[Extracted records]
— begin —
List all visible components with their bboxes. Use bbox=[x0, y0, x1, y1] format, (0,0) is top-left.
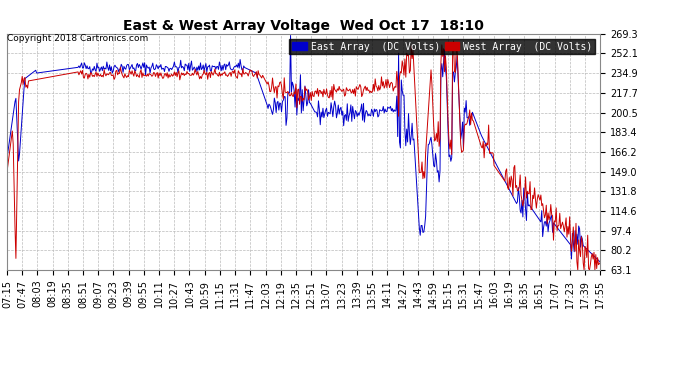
Legend: East Array  (DC Volts), West Array  (DC Volts): East Array (DC Volts), West Array (DC Vo… bbox=[289, 39, 595, 54]
Title: East & West Array Voltage  Wed Oct 17  18:10: East & West Array Voltage Wed Oct 17 18:… bbox=[123, 19, 484, 33]
Text: Copyright 2018 Cartronics.com: Copyright 2018 Cartronics.com bbox=[7, 34, 148, 43]
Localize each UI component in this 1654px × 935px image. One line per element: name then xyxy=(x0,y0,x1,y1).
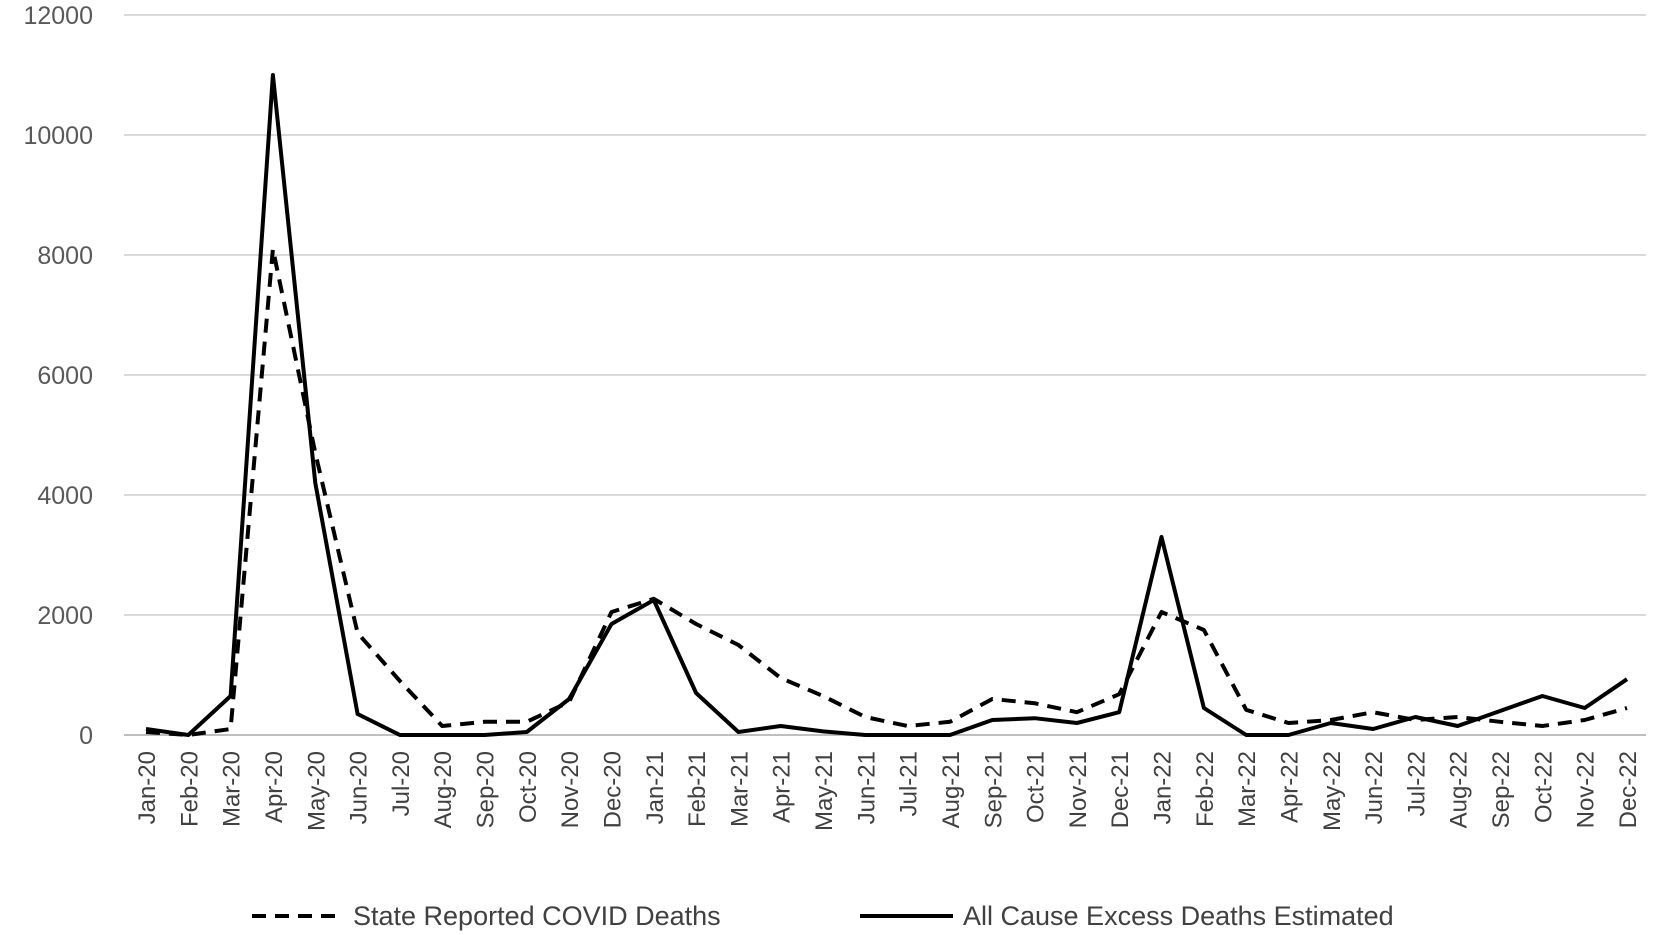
— end —
[REQUEST] Can you rewrite all the rows above, replacing "top-left" with "upper-left" and leaving everything else unchanged, with the pictures left out?

[TASK OUTPUT]
List all visible components with their bboxes. Use bbox=[x0, y0, x1, y1] format, (0,0) is upper-left.
Legend: East Array  (DC Volts), West Array  (DC Volts): East Array (DC Volts), West Array (DC Vo… bbox=[289, 39, 595, 54]
Title: East & West Array Voltage  Wed Oct 17  18:10: East & West Array Voltage Wed Oct 17 18:… bbox=[123, 19, 484, 33]
Text: Copyright 2018 Cartronics.com: Copyright 2018 Cartronics.com bbox=[7, 34, 148, 43]
Localize each UI component in this 1654px × 935px image. One line per element: name then xyxy=(x0,y0,x1,y1).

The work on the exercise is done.